◆ **Task directions**
Extract every line below that contains the word "FALL".
━━━ Excerpted records
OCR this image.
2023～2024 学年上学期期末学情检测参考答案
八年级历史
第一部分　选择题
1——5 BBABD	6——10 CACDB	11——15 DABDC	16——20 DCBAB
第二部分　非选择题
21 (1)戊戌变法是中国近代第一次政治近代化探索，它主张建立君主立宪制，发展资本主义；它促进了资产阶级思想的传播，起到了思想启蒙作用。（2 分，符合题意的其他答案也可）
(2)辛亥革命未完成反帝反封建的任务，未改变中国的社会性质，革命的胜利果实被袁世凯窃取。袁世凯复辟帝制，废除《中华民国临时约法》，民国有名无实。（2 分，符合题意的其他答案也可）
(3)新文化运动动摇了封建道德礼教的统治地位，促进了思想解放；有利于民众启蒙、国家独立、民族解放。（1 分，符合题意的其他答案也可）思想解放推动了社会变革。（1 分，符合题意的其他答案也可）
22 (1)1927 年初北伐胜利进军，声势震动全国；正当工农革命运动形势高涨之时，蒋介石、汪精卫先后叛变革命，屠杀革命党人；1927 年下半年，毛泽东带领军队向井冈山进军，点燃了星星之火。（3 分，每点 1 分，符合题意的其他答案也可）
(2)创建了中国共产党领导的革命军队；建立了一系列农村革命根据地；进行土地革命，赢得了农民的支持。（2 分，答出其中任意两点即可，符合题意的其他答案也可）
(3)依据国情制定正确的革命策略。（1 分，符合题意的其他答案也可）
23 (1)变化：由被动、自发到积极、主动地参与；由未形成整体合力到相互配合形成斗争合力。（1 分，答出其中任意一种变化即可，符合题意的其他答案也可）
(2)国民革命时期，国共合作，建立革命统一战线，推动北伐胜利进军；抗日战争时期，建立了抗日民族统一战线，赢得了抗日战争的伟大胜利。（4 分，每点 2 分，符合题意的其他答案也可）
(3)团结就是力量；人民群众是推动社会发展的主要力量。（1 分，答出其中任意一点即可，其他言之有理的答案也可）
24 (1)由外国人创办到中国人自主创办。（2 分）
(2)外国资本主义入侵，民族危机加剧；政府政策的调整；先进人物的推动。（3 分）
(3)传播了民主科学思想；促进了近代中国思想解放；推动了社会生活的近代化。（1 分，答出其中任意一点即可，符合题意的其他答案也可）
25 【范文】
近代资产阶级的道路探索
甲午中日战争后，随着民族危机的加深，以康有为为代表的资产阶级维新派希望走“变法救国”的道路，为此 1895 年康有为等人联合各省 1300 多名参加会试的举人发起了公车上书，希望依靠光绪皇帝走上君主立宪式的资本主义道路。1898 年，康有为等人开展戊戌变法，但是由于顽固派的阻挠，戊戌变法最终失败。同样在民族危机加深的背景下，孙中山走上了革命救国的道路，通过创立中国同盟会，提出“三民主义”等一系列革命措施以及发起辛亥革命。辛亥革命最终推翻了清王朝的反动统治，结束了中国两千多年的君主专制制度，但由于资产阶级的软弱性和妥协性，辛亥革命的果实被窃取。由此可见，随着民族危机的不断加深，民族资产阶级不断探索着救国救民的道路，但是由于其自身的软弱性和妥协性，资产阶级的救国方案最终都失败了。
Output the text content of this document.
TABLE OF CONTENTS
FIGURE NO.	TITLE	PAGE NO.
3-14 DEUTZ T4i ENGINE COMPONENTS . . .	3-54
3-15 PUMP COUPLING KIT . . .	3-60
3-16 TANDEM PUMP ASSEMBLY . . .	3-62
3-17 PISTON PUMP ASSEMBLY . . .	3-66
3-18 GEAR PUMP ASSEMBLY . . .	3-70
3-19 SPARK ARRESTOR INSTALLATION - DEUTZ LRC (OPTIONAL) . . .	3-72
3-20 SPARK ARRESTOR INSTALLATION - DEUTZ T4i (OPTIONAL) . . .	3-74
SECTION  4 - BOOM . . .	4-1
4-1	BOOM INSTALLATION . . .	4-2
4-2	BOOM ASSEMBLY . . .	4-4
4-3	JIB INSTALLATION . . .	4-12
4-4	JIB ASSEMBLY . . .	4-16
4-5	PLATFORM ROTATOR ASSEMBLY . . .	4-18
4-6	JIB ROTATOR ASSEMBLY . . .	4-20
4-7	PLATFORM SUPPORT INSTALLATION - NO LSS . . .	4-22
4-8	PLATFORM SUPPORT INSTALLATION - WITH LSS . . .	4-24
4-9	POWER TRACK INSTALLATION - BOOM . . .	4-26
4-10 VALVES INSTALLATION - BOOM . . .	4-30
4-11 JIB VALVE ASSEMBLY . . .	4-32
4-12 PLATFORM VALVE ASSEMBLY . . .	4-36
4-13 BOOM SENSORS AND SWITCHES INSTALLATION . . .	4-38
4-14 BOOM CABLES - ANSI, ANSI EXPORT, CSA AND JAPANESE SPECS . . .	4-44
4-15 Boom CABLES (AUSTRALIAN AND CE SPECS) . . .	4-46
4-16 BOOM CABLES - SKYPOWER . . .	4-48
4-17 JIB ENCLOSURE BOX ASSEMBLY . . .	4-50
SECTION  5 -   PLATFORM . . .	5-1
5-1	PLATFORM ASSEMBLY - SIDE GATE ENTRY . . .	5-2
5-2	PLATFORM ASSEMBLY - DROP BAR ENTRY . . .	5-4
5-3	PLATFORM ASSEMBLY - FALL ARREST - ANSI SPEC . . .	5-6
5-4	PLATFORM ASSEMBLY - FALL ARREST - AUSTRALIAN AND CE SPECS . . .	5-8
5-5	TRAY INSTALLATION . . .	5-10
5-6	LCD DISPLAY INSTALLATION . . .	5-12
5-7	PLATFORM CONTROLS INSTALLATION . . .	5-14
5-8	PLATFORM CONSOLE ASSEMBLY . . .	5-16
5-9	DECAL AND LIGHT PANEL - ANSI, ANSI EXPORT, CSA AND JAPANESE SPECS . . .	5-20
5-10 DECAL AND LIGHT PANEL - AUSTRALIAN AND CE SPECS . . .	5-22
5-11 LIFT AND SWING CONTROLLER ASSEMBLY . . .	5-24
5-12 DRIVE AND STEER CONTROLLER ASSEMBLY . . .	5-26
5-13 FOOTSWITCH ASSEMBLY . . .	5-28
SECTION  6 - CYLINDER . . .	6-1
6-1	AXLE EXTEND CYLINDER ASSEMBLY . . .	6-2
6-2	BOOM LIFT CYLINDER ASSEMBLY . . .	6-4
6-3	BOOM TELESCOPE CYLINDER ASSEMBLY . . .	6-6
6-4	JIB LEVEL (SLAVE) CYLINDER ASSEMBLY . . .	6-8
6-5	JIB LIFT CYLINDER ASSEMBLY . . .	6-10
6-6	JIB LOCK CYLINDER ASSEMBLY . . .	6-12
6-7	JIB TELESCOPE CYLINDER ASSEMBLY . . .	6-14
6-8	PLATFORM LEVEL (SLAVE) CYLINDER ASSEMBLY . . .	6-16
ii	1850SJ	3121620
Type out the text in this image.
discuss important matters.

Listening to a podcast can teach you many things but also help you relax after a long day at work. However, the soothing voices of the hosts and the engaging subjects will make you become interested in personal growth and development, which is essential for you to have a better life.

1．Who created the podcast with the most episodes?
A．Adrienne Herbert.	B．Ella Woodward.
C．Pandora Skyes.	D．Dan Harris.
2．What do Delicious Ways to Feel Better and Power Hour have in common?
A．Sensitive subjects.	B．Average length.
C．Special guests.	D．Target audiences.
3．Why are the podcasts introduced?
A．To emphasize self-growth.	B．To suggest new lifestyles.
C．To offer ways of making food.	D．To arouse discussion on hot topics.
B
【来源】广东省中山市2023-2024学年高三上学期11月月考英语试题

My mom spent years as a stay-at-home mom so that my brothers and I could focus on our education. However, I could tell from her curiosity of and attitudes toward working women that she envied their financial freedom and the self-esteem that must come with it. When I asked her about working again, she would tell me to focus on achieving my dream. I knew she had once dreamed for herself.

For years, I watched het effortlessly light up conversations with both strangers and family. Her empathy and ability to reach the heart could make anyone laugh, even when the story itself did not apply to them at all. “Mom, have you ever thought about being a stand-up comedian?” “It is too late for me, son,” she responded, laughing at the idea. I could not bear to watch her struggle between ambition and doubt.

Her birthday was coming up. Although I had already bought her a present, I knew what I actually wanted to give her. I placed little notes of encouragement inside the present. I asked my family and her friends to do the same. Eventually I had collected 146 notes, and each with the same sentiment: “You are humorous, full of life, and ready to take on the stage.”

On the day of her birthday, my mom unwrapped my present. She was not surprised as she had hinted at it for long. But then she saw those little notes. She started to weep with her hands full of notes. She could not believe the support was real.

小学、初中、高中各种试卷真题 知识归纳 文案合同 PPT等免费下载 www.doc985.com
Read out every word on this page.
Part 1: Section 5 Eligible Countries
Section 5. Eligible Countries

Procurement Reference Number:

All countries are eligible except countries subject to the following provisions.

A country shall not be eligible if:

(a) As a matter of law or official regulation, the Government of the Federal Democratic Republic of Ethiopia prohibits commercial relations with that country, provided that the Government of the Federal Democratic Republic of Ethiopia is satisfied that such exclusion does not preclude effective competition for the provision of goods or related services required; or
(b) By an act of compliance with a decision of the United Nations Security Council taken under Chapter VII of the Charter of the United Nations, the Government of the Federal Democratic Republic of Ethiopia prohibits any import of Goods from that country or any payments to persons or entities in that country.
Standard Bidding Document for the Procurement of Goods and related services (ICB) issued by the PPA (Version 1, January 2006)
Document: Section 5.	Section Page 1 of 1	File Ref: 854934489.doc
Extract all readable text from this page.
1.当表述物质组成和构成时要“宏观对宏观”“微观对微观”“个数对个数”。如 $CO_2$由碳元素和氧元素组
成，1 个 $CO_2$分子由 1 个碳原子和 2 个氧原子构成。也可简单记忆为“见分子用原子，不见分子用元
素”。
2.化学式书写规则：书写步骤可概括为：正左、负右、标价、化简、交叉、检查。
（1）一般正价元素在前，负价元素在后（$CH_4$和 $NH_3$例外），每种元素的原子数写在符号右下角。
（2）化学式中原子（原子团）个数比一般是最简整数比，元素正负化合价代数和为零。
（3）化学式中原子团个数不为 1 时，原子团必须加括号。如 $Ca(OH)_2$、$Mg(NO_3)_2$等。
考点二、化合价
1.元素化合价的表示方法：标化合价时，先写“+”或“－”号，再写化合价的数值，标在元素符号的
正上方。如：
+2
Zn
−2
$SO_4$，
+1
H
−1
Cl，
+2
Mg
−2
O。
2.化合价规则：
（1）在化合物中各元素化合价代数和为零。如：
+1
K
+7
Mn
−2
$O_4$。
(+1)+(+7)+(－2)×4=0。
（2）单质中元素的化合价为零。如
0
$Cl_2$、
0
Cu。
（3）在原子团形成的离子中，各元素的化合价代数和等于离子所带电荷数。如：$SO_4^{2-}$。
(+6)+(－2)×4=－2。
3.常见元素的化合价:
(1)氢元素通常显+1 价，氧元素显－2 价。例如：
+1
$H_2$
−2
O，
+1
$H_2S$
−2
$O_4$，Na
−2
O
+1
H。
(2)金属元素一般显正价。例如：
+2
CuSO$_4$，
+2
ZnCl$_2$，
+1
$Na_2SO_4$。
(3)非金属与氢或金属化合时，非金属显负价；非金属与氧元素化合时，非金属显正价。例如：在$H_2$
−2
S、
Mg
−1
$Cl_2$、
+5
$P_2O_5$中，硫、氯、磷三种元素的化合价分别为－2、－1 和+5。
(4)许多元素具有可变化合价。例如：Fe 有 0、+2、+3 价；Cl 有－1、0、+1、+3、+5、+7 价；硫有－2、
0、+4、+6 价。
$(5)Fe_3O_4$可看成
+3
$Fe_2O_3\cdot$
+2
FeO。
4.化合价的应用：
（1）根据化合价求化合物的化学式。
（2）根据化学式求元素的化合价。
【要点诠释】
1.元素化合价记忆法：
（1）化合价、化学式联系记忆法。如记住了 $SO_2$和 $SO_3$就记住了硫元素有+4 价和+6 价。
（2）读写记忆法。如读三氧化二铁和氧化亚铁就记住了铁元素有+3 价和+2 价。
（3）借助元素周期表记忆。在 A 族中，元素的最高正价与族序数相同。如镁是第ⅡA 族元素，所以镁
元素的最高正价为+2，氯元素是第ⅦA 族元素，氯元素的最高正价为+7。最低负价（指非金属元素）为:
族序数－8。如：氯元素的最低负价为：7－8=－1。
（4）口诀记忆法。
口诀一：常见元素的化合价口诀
━━━━━━
◆ **Answer to this exercise**
5-3	PLATFORM ASSEMBLY - FALL ARREST - ANSI SPEC . . .	5-6
5-4	PLATFORM ASSEMBLY - FALL ARREST - AUSTRALIAN AND CE SPECS . . .	5-8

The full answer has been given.